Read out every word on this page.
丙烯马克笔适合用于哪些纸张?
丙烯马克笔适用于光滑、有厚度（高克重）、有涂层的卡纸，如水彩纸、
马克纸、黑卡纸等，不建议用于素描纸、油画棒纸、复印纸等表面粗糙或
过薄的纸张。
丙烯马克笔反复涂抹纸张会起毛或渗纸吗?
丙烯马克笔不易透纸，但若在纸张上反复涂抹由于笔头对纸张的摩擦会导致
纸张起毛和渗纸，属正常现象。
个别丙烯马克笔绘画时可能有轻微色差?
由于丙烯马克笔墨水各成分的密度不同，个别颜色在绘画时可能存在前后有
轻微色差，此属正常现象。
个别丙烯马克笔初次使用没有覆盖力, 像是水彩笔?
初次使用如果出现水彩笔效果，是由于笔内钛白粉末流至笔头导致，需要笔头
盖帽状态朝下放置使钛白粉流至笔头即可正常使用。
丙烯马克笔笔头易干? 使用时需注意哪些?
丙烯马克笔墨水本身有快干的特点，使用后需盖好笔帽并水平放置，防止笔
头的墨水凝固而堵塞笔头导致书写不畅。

• _TASK DETAILS_:
Reproduce the full listing word for word.

• _TASK SOLUTION_:
Read out every word on this page.
丙烯马克笔适合用于哪些纸张?
丙烯马克笔适用于光滑、有厚度（高克重）、有涂层的卡纸，如水彩纸、
马克纸、黑卡纸等，不建议用于素描纸、油画棒纸、复印纸等表面粗糙或
过薄的纸张。
丙烯马克笔反复涂抹纸张会起毛或渗纸吗?
丙烯马克笔不易透纸，但若在纸张上反复涂抹由于笔头对纸张的摩擦会导致
纸张起毛和渗纸，属正常现象。
个别丙烯马克笔绘画时可能有轻微色差?
由于丙烯马克笔墨水各成分的密度不同，个别颜色在绘画时可能存在前后有
轻微色差，此属正常现象。
个别丙烯马克笔初次使用没有覆盖力, 像是水彩笔?
初次使用如果出现水彩笔效果，是由于笔内钛白粉末流至笔头导致，需要笔头
盖帽状态朝下放置使钛白粉流至笔头即可正常使用。
丙烯马克笔笔头易干? 使用时需注意哪些?
丙烯马克笔墨水本身有快干的特点，使用后需盖好笔帽并水平放置，防止笔
头的墨水凝固而堵塞笔头导致书写不畅。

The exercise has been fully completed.